Reproduce the listing word for word. Skip any image.
----------------
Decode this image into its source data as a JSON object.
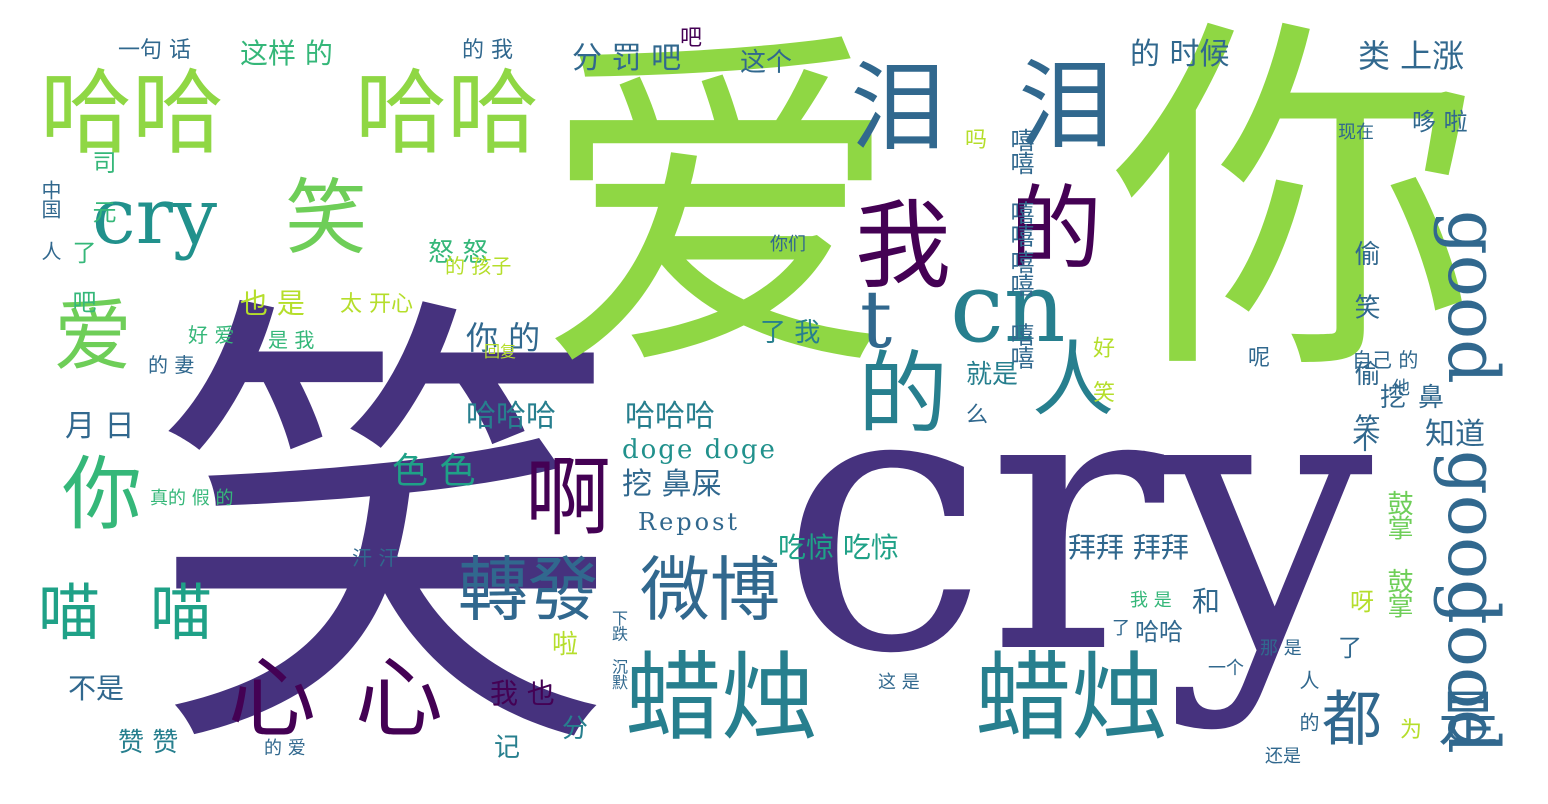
{
  "word_cloud": {
    "words": [
      {
        "id": "xiao_big",
        "text": "笑"
      },
      {
        "id": "cry_big",
        "text": "cry"
      },
      {
        "id": "ai_big",
        "text": "爱"
      },
      {
        "id": "ni_big",
        "text": "你"
      },
      {
        "id": "haha1",
        "text": "哈哈"
      },
      {
        "id": "haha2",
        "text": "哈哈"
      },
      {
        "id": "lei1",
        "text": "泪"
      },
      {
        "id": "lei2",
        "text": "泪"
      },
      {
        "id": "cry_mid",
        "text": "cry"
      },
      {
        "id": "xiao_mid",
        "text": "笑"
      },
      {
        "id": "wo_big",
        "text": "我"
      },
      {
        "id": "de1",
        "text": "的"
      },
      {
        "id": "de2",
        "text": "的"
      },
      {
        "id": "t",
        "text": "t"
      },
      {
        "id": "cn",
        "text": "cn"
      },
      {
        "id": "ren",
        "text": "人"
      },
      {
        "id": "good1",
        "text": "good"
      },
      {
        "id": "good2",
        "text": "good"
      },
      {
        "id": "good3",
        "text": "good"
      },
      {
        "id": "ai_mid",
        "text": "爱"
      },
      {
        "id": "ni_mid",
        "text": "你"
      },
      {
        "id": "a",
        "text": "啊"
      },
      {
        "id": "lazhu1",
        "text": "蜡烛"
      },
      {
        "id": "lazhu2",
        "text": "蜡烛"
      },
      {
        "id": "xin1",
        "text": "心"
      },
      {
        "id": "xin2",
        "text": "心"
      },
      {
        "id": "zhuanfa",
        "text": "轉發"
      },
      {
        "id": "weibo",
        "text": "微博"
      },
      {
        "id": "miao1",
        "text": "喵"
      },
      {
        "id": "miao2",
        "text": "喵"
      },
      {
        "id": "dou",
        "text": "都"
      },
      {
        "id": "shi",
        "text": "是"
      },
      {
        "id": "hahaha1",
        "text": "哈哈哈"
      },
      {
        "id": "hahaha2",
        "text": "哈哈哈"
      },
      {
        "id": "doge",
        "text": "doge doge"
      },
      {
        "id": "repost",
        "text": "Repost"
      },
      {
        "id": "sese",
        "text": "色 色"
      },
      {
        "id": "waobishi",
        "text": "挖 鼻屎"
      },
      {
        "id": "chijing",
        "text": "吃惊 吃惊"
      },
      {
        "id": "baibai",
        "text": "拜拜 拜拜"
      },
      {
        "id": "nide",
        "text": "你 的"
      },
      {
        "id": "yueri",
        "text": "月 日"
      },
      {
        "id": "buzhidao",
        "text": "知道"
      },
      {
        "id": "leishangzhang",
        "text": "类 上涨"
      },
      {
        "id": "deshihou",
        "text": "的 时候"
      },
      {
        "id": "fenfaba",
        "text": "分 罚 吧"
      },
      {
        "id": "zheyangde",
        "text": "这样 的"
      },
      {
        "id": "zhege",
        "text": "这个"
      },
      {
        "id": "yijuhua",
        "text": "一句 话"
      },
      {
        "id": "dewo",
        "text": "的 我"
      },
      {
        "id": "nunu",
        "text": "怒 怒"
      },
      {
        "id": "yeshi",
        "text": "也 是"
      },
      {
        "id": "taikaixin",
        "text": "太 开心"
      },
      {
        "id": "woye",
        "text": "我 也"
      },
      {
        "id": "buyao",
        "text": "不是"
      },
      {
        "id": "zanzan",
        "text": "赞 赞"
      },
      {
        "id": "ji",
        "text": "记"
      },
      {
        "id": "fen",
        "text": "分"
      },
      {
        "id": "he",
        "text": "和"
      },
      {
        "id": "bu",
        "text": "不"
      },
      {
        "id": "la",
        "text": "啦"
      },
      {
        "id": "ya",
        "text": "呀"
      },
      {
        "id": "xiaoxiao",
        "text": "好 笑"
      },
      {
        "id": "wa",
        "text": "挖"
      },
      {
        "id": "bi",
        "text": "鼻"
      },
      {
        "id": "hahala",
        "text": "哈哈"
      },
      {
        "id": "guzhang",
        "text": "鼓掌 鼓掌"
      },
      {
        "id": "louxiao",
        "text": "偷 笑"
      },
      {
        "id": "louxiao2",
        "text": "偷 笑"
      },
      {
        "id": "huahua",
        "text": "嘻嘻 嘻嘻"
      },
      {
        "id": "huahua2",
        "text": "嘻嘻 嘻嘻"
      },
      {
        "id": "ma",
        "text": "吗"
      },
      {
        "id": "jiushi",
        "text": "就是"
      },
      {
        "id": "me",
        "text": "么"
      },
      {
        "id": "haizi",
        "text": "的 孩子"
      },
      {
        "id": "huifu",
        "text": "回复"
      },
      {
        "id": "lewo",
        "text": "了 我"
      },
      {
        "id": "ba",
        "text": "吧"
      },
      {
        "id": "le",
        "text": "了"
      },
      {
        "id": "hanhan",
        "text": "汗 汗"
      },
      {
        "id": "zhongguo",
        "text": "中国 人"
      },
      {
        "id": "siyuan",
        "text": "司 元"
      },
      {
        "id": "lene",
        "text": "了 吧"
      },
      {
        "id": "nimen",
        "text": "你们"
      },
      {
        "id": "zijide",
        "text": "自己 的"
      },
      {
        "id": "taba",
        "text": "他"
      },
      {
        "id": "duo_la",
        "text": "哆 啦"
      },
      {
        "id": "xianzai",
        "text": "现在"
      },
      {
        "id": "haoai",
        "text": "好 爱"
      },
      {
        "id": "shiwo",
        "text": "是 我"
      },
      {
        "id": "deqi",
        "text": "的 妻"
      },
      {
        "id": "nashi",
        "text": "那 是"
      },
      {
        "id": "yinwei",
        "text": "为"
      },
      {
        "id": "ren2",
        "text": "人 的"
      },
      {
        "id": "zheshi",
        "text": "这 是"
      },
      {
        "id": "haishi",
        "text": "还是"
      },
      {
        "id": "yige",
        "text": "一个"
      },
      {
        "id": "le2",
        "text": "了"
      },
      {
        "id": "wenwo",
        "text": "我 是"
      },
      {
        "id": "ne",
        "text": "呢"
      },
      {
        "id": "zhenni",
        "text": "真的 假 的"
      },
      {
        "id": "xiadie",
        "text": "下跌 沉默"
      },
      {
        "id": "deai",
        "text": "的 爱"
      }
    ],
    "colors": {
      "dark_purple": "#440154",
      "indigo": "#46327e",
      "blue": "#3b528b",
      "steel_blue": "#31688e",
      "teal": "#277f8e",
      "teal_green": "#21918c",
      "sea_green": "#1fa187",
      "green": "#35b779",
      "light_green": "#6ece58",
      "lime": "#8fd744",
      "yellow_green": "#b5de2b"
    }
  }
}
----------------
REPLY:
Decode this image into its source data as a JSON object.
{
  "word_cloud": {
    "words": [
      {
        "id": "xiao_big",
        "text": "笑"
      },
      {
        "id": "cry_big",
        "text": "cry"
      },
      {
        "id": "ai_big",
        "text": "爱"
      },
      {
        "id": "ni_big",
        "text": "你"
      },
      {
        "id": "haha1",
        "text": "哈哈"
      },
      {
        "id": "haha2",
        "text": "哈哈"
      },
      {
        "id": "lei1",
        "text": "泪"
      },
      {
        "id": "lei2",
        "text": "泪"
      },
      {
        "id": "cry_mid",
        "text": "cry"
      },
      {
        "id": "xiao_mid",
        "text": "笑"
      },
      {
        "id": "wo_big",
        "text": "我"
      },
      {
        "id": "de1",
        "text": "的"
      },
      {
        "id": "de2",
        "text": "的"
      },
      {
        "id": "t",
        "text": "t"
      },
      {
        "id": "cn",
        "text": "cn"
      },
      {
        "id": "ren",
        "text": "人"
      },
      {
        "id": "good1",
        "text": "good"
      },
      {
        "id": "good2",
        "text": "good"
      },
      {
        "id": "good3",
        "text": "good"
      },
      {
        "id": "ai_mid",
        "text": "爱"
      },
      {
        "id": "ni_mid",
        "text": "你"
      },
      {
        "id": "a",
        "text": "啊"
      },
      {
        "id": "lazhu1",
        "text": "蜡烛"
      },
      {
        "id": "lazhu2",
        "text": "蜡烛"
      },
      {
        "id": "xin1",
        "text": "心"
      },
      {
        "id": "xin2",
        "text": "心"
      },
      {
        "id": "zhuanfa",
        "text": "轉發"
      },
      {
        "id": "weibo",
        "text": "微博"
      },
      {
        "id": "miao1",
        "text": "喵"
      },
      {
        "id": "miao2",
        "text": "喵"
      },
      {
        "id": "dou",
        "text": "都"
      },
      {
        "id": "shi",
        "text": "是"
      },
      {
        "id": "hahaha1",
        "text": "哈哈哈"
      },
      {
        "id": "hahaha2",
        "text": "哈哈哈"
      },
      {
        "id": "doge",
        "text": "doge doge"
      },
      {
        "id": "repost",
        "text": "Repost"
      },
      {
        "id": "sese",
        "text": "色 色"
      },
      {
        "id": "waobishi",
        "text": "挖 鼻屎"
      },
      {
        "id": "chijing",
        "text": "吃惊 吃惊"
      },
      {
        "id": "baibai",
        "text": "拜拜 拜拜"
      },
      {
        "id": "nide",
        "text": "你 的"
      },
      {
        "id": "yueri",
        "text": "月 日"
      },
      {
        "id": "buzhidao",
        "text": "知道"
      },
      {
        "id": "leishangzhang",
        "text": "类 上涨"
      },
      {
        "id": "deshihou",
        "text": "的 时候"
      },
      {
        "id": "fenfaba",
        "text": "分 罚 吧"
      },
      {
        "id": "zheyangde",
        "text": "这样 的"
      },
      {
        "id": "zhege",
        "text": "这个"
      },
      {
        "id": "yijuhua",
        "text": "一句 话"
      },
      {
        "id": "dewo",
        "text": "的 我"
      },
      {
        "id": "nunu",
        "text": "怒 怒"
      },
      {
        "id": "yeshi",
        "text": "也 是"
      },
      {
        "id": "taikaixin",
        "text": "太 开心"
      },
      {
        "id": "woye",
        "text": "我 也"
      },
      {
        "id": "buyao",
        "text": "不是"
      },
      {
        "id": "zanzan",
        "text": "赞 赞"
      },
      {
        "id": "ji",
        "text": "记"
      },
      {
        "id": "fen",
        "text": "分"
      },
      {
        "id": "he",
        "text": "和"
      },
      {
        "id": "bu",
        "text": "不"
      },
      {
        "id": "la",
        "text": "啦"
      },
      {
        "id": "ya",
        "text": "呀"
      },
      {
        "id": "xiaoxiao",
        "text": "好 笑"
      },
      {
        "id": "wa",
        "text": "挖"
      },
      {
        "id": "bi",
        "text": "鼻"
      },
      {
        "id": "hahala",
        "text": "哈哈"
      },
      {
        "id": "guzhang",
        "text": "鼓掌 鼓掌"
      },
      {
        "id": "louxiao",
        "text": "偷 笑"
      },
      {
        "id": "louxiao2",
        "text": "偷 笑"
      },
      {
        "id": "huahua",
        "text": "嘻嘻 嘻嘻"
      },
      {
        "id": "huahua2",
        "text": "嘻嘻 嘻嘻"
      },
      {
        "id": "ma",
        "text": "吗"
      },
      {
        "id": "jiushi",
        "text": "就是"
      },
      {
        "id": "me",
        "text": "么"
      },
      {
        "id": "haizi",
        "text": "的 孩子"
      },
      {
        "id": "huifu",
        "text": "回复"
      },
      {
        "id": "lewo",
        "text": "了 我"
      },
      {
        "id": "ba",
        "text": "吧"
      },
      {
        "id": "le",
        "text": "了"
      },
      {
        "id": "hanhan",
        "text": "汗 汗"
      },
      {
        "id": "zhongguo",
        "text": "中国 人"
      },
      {
        "id": "siyuan",
        "text": "司 元"
      },
      {
        "id": "lene",
        "text": "了 吧"
      },
      {
        "id": "nimen",
        "text": "你们"
      },
      {
        "id": "zijide",
        "text": "自己 的"
      },
      {
        "id": "taba",
        "text": "他"
      },
      {
        "id": "duo_la",
        "text": "哆 啦"
      },
      {
        "id": "xianzai",
        "text": "现在"
      },
      {
        "id": "haoai",
        "text": "好 爱"
      },
      {
        "id": "shiwo",
        "text": "是 我"
      },
      {
        "id": "deqi",
        "text": "的 妻"
      },
      {
        "id": "nashi",
        "text": "那 是"
      },
      {
        "id": "yinwei",
        "text": "为"
      },
      {
        "id": "ren2",
        "text": "人 的"
      },
      {
        "id": "zheshi",
        "text": "这 是"
      },
      {
        "id": "haishi",
        "text": "还是"
      },
      {
        "id": "yige",
        "text": "一个"
      },
      {
        "id": "le2",
        "text": "了"
      },
      {
        "id": "wenwo",
        "text": "我 是"
      },
      {
        "id": "ne",
        "text": "呢"
      },
      {
        "id": "zhenni",
        "text": "真的 假 的"
      },
      {
        "id": "xiadie",
        "text": "下跌 沉默"
      },
      {
        "id": "deai",
        "text": "的 爱"
      }
    ],
    "colors": {
      "dark_purple": "#440154",
      "indigo": "#46327e",
      "blue": "#3b528b",
      "steel_blue": "#31688e",
      "teal": "#277f8e",
      "teal_green": "#21918c",
      "sea_green": "#1fa187",
      "green": "#35b779",
      "light_green": "#6ece58",
      "lime": "#8fd744",
      "yellow_green": "#b5de2b"
    }
  }
}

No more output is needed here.